▶ Task brief
Filter out everything except lines holding "will".

>> BEGIN

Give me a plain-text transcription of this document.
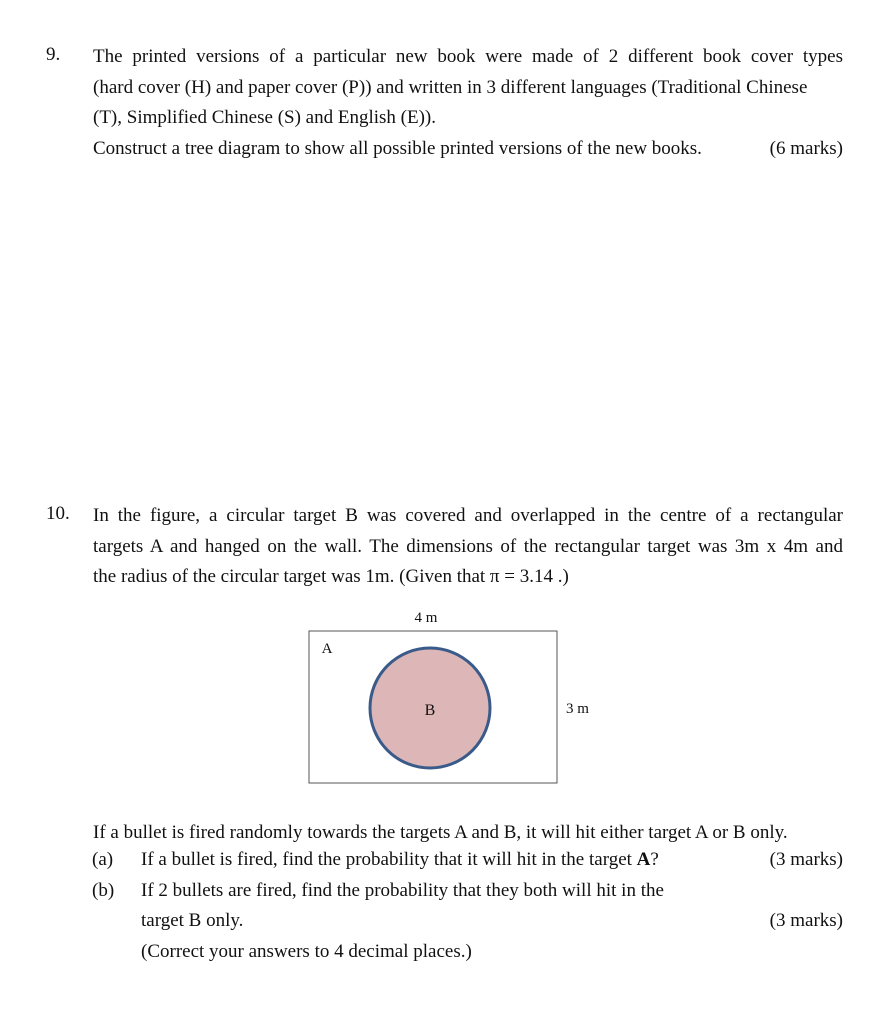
9. The printed versions of a particular new book were made of 2 different book cover types
(hard cover (H) and paper cover (P)) and written in 3 different languages (Traditional Chinese
(T), Simplified Chinese (S) and English (E)).
Construct a tree diagram to show all possible printed versions of the new books.	(6 marks)
10. In the figure, a circular target B was covered and overlapped in the centre of a rectangular
targets A and hanged on the wall. The dimensions of the rectangular target was 3m x 4m and
the radius of the circular target was 1m. (Given that π = 3.14 .)
4 m
A
B	3 m
If a bullet is fired randomly towards the targets A and B, it will hit either target A or B only.
(a) If a bullet is fired, find the probability that it will hit in the target A?	(3 marks)
(b) If 2 bullets are fired, find the probability that they both will hit in the
target B only.	(3 marks)
(Correct your answers to 4 decimal places.)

>> END

▶ The reply
If a bullet is fired randomly towards the targets A and B, it will hit either target A or B only.
(a) If a bullet is fired, find the probability that it will hit in the target A?	(3 marks)
(b) If 2 bullets are fired, find the probability that they both will hit in the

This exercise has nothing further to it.